* _Task goal_
Using the data below, copy each line that includes the word "特种集成电路及器件".

* _Data records_
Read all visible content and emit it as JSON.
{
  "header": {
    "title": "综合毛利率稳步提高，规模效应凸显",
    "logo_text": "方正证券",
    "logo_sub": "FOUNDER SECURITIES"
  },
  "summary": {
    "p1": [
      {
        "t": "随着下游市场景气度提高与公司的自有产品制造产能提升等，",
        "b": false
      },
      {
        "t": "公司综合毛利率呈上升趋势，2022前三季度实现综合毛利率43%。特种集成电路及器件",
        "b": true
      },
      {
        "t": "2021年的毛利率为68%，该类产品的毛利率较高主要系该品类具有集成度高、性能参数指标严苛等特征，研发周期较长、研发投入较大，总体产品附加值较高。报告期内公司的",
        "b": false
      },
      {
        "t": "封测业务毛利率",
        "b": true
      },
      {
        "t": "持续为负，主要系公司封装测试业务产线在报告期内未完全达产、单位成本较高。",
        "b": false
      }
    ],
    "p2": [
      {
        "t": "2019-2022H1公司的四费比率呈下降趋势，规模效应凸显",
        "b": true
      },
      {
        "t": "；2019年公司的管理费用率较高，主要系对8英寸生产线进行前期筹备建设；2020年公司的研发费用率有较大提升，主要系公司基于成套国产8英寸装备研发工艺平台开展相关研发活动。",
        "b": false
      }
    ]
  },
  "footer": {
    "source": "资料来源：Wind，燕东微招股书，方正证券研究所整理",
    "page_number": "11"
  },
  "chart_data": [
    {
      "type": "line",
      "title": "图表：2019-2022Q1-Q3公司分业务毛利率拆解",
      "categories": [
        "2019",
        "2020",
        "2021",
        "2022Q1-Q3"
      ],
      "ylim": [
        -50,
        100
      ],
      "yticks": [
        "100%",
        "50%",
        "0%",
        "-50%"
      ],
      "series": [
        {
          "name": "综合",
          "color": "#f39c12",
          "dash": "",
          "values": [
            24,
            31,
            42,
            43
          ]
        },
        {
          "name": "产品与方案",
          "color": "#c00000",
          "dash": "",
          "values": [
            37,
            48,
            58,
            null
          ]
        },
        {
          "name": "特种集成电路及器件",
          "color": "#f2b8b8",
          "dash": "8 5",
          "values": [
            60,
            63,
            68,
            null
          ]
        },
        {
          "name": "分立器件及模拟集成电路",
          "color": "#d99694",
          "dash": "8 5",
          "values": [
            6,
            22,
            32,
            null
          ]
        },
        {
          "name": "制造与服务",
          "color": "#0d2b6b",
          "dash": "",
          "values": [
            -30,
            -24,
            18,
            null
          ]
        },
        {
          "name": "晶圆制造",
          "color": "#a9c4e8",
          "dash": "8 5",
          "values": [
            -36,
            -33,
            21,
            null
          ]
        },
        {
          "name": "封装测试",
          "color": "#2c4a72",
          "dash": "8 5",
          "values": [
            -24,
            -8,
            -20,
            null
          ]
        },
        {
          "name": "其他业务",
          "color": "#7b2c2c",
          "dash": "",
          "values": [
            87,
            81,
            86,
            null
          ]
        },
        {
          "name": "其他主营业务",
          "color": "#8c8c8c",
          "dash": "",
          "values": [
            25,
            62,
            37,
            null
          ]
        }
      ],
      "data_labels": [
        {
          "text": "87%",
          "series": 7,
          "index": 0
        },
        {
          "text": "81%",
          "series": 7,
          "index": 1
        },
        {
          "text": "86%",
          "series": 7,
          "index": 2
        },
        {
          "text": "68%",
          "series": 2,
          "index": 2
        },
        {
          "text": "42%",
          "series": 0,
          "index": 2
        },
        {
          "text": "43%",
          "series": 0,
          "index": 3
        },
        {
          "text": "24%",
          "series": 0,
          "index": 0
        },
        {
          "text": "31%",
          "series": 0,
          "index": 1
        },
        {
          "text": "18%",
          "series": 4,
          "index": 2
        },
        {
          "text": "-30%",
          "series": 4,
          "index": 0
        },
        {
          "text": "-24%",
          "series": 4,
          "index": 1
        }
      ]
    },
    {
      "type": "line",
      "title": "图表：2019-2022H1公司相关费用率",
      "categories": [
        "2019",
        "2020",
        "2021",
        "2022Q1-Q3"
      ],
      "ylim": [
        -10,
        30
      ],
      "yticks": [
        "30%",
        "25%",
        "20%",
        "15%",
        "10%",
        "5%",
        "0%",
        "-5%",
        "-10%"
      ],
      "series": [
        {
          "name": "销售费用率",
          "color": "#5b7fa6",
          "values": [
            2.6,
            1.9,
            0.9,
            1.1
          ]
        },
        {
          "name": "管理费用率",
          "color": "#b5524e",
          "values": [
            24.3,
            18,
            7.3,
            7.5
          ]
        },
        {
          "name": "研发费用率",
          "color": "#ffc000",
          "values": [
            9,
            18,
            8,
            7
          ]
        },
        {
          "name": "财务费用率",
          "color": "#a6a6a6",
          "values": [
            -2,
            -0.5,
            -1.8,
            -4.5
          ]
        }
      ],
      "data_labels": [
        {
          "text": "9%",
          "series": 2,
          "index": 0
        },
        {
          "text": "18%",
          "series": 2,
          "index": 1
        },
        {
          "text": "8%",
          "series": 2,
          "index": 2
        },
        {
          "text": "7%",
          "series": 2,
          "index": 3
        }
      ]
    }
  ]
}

* _Output_
        "t": "公司综合毛利率呈上升趋势，2022前三季度实现综合毛利率43%。特种集成电路及器件",
          "name": "特种集成电路及器件",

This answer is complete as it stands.